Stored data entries
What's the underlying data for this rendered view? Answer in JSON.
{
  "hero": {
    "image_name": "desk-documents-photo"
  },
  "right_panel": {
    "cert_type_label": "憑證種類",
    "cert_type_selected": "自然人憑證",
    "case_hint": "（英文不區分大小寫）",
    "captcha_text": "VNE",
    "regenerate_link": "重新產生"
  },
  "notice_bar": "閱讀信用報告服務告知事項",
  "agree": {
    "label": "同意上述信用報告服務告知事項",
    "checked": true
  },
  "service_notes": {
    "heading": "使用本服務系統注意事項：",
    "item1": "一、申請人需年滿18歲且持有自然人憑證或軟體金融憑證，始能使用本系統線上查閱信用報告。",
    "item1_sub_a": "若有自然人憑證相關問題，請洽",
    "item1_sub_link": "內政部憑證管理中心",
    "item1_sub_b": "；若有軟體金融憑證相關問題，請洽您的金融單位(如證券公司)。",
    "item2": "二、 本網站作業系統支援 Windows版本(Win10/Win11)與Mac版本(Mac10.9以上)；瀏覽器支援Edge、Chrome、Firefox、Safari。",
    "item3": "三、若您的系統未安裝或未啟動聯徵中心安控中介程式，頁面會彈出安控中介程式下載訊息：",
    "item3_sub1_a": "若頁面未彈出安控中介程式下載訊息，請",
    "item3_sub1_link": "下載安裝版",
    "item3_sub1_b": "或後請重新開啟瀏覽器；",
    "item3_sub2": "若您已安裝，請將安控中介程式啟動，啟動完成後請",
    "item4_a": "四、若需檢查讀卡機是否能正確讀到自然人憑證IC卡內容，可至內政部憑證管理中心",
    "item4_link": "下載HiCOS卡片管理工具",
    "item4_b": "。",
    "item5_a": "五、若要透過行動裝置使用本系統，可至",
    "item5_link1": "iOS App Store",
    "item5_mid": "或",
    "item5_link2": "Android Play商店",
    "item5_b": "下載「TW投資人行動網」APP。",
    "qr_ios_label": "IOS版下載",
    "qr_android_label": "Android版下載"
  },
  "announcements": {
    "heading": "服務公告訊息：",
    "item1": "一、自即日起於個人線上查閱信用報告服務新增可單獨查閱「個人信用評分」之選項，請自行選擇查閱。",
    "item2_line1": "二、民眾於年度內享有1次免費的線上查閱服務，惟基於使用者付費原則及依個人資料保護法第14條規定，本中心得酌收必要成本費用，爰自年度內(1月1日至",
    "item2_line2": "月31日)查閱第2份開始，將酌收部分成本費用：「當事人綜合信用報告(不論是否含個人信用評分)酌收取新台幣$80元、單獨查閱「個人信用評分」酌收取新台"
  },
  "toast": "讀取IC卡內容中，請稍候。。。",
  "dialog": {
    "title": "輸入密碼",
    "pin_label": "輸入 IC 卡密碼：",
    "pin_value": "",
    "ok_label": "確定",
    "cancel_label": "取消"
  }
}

» What is expected: Give back all the data exactly as written.

» Output for this task:
What's the underlying data for this rendered view? Answer in JSON.
{
  "hero": {
    "image_name": "desk-documents-photo"
  },
  "right_panel": {
    "cert_type_label": "憑證種類",
    "cert_type_selected": "自然人憑證",
    "case_hint": "（英文不區分大小寫）",
    "captcha_text": "VNE",
    "regenerate_link": "重新產生"
  },
  "notice_bar": "閱讀信用報告服務告知事項",
  "agree": {
    "label": "同意上述信用報告服務告知事項",
    "checked": true
  },
  "service_notes": {
    "heading": "使用本服務系統注意事項：",
    "item1": "一、申請人需年滿18歲且持有自然人憑證或軟體金融憑證，始能使用本系統線上查閱信用報告。",
    "item1_sub_a": "若有自然人憑證相關問題，請洽",
    "item1_sub_link": "內政部憑證管理中心",
    "item1_sub_b": "；若有軟體金融憑證相關問題，請洽您的金融單位(如證券公司)。",
    "item2": "二、 本網站作業系統支援 Windows版本(Win10/Win11)與Mac版本(Mac10.9以上)；瀏覽器支援Edge、Chrome、Firefox、Safari。",
    "item3": "三、若您的系統未安裝或未啟動聯徵中心安控中介程式，頁面會彈出安控中介程式下載訊息：",
    "item3_sub1_a": "若頁面未彈出安控中介程式下載訊息，請",
    "item3_sub1_link": "下載安裝版",
    "item3_sub1_b": "或後請重新開啟瀏覽器；",
    "item3_sub2": "若您已安裝，請將安控中介程式啟動，啟動完成後請",
    "item4_a": "四、若需檢查讀卡機是否能正確讀到自然人憑證IC卡內容，可至內政部憑證管理中心",
    "item4_link": "下載HiCOS卡片管理工具",
    "item4_b": "。",
    "item5_a": "五、若要透過行動裝置使用本系統，可至",
    "item5_link1": "iOS App Store",
    "item5_mid": "或",
    "item5_link2": "Android Play商店",
    "item5_b": "下載「TW投資人行動網」APP。",
    "qr_ios_label": "IOS版下載",
    "qr_android_label": "Android版下載"
  },
  "announcements": {
    "heading": "服務公告訊息：",
    "item1": "一、自即日起於個人線上查閱信用報告服務新增可單獨查閱「個人信用評分」之選項，請自行選擇查閱。",
    "item2_line1": "二、民眾於年度內享有1次免費的線上查閱服務，惟基於使用者付費原則及依個人資料保護法第14條規定，本中心得酌收必要成本費用，爰自年度內(1月1日至",
    "item2_line2": "月31日)查閱第2份開始，將酌收部分成本費用：「當事人綜合信用報告(不論是否含個人信用評分)酌收取新台幣$80元、單獨查閱「個人信用評分」酌收取新台"
  },
  "toast": "讀取IC卡內容中，請稍候。。。",
  "dialog": {
    "title": "輸入密碼",
    "pin_label": "輸入 IC 卡密碼：",
    "pin_value": "",
    "ok_label": "確定",
    "cancel_label": "取消"
  }
}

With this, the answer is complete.